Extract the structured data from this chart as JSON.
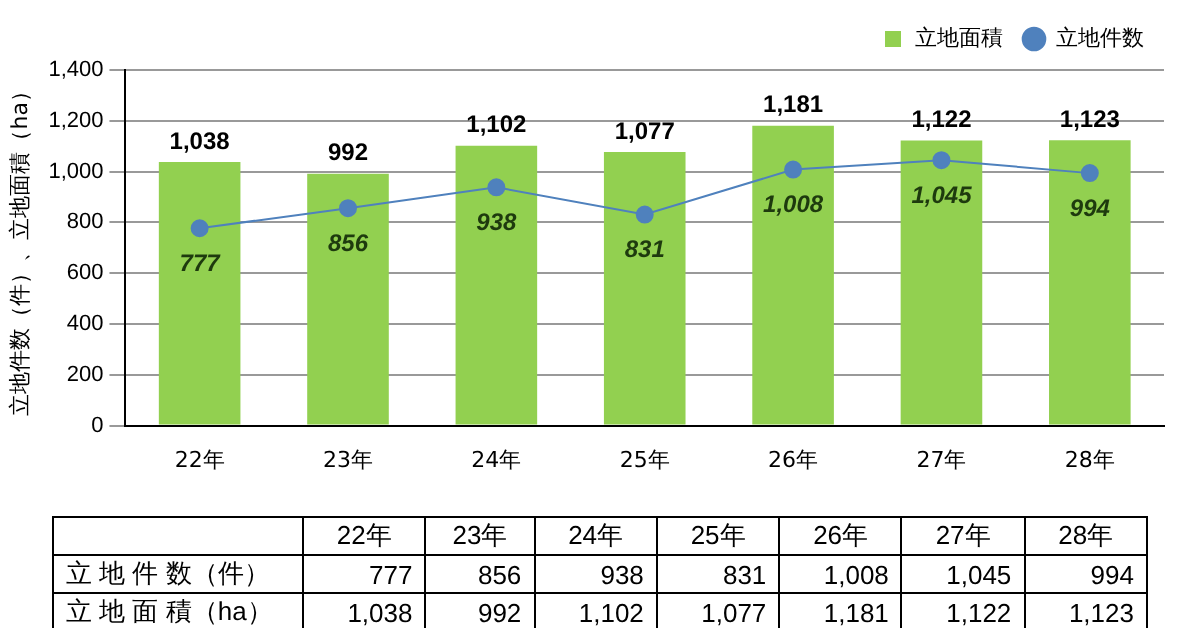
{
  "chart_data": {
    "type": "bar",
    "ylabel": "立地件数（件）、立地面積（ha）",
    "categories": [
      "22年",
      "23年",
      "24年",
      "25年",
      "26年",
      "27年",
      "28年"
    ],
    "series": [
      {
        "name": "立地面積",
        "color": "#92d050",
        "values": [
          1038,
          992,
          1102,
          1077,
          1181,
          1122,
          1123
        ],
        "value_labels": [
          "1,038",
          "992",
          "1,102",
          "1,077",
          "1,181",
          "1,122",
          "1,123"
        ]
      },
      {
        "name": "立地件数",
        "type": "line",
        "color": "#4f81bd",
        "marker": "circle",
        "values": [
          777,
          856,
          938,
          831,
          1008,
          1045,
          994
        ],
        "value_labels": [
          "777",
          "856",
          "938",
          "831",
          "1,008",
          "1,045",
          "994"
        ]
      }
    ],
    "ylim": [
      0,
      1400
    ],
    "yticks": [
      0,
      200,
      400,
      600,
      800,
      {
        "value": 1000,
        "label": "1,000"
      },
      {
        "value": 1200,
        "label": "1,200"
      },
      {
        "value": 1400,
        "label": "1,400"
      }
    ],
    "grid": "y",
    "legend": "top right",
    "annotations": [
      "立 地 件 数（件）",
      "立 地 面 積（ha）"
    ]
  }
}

┄┄┄┄┄┄┄┄┄┄┄┄┄┄┄┄┄┄┄┄

■ **Problem**
Strip the images and reproduce the remaining records precisely.

■ **Complete output**
Extract the structured data from this chart as JSON.
{
  "chart_data": {
    "type": "bar",
    "ylabel": "立地件数（件）、立地面積（ha）",
    "categories": [
      "22年",
      "23年",
      "24年",
      "25年",
      "26年",
      "27年",
      "28年"
    ],
    "series": [
      {
        "name": "立地面積",
        "color": "#92d050",
        "values": [
          1038,
          992,
          1102,
          1077,
          1181,
          1122,
          1123
        ],
        "value_labels": [
          "1,038",
          "992",
          "1,102",
          "1,077",
          "1,181",
          "1,122",
          "1,123"
        ]
      },
      {
        "name": "立地件数",
        "type": "line",
        "color": "#4f81bd",
        "marker": "circle",
        "values": [
          777,
          856,
          938,
          831,
          1008,
          1045,
          994
        ],
        "value_labels": [
          "777",
          "856",
          "938",
          "831",
          "1,008",
          "1,045",
          "994"
        ]
      }
    ],
    "ylim": [
      0,
      1400
    ],
    "yticks": [
      0,
      200,
      400,
      600,
      800,
      {
        "value": 1000,
        "label": "1,000"
      },
      {
        "value": 1200,
        "label": "1,200"
      },
      {
        "value": 1400,
        "label": "1,400"
      }
    ],
    "grid": "y",
    "legend": "top right",
    "annotations": [
      "立 地 件 数（件）",
      "立 地 面 積（ha）"
    ]
  }
}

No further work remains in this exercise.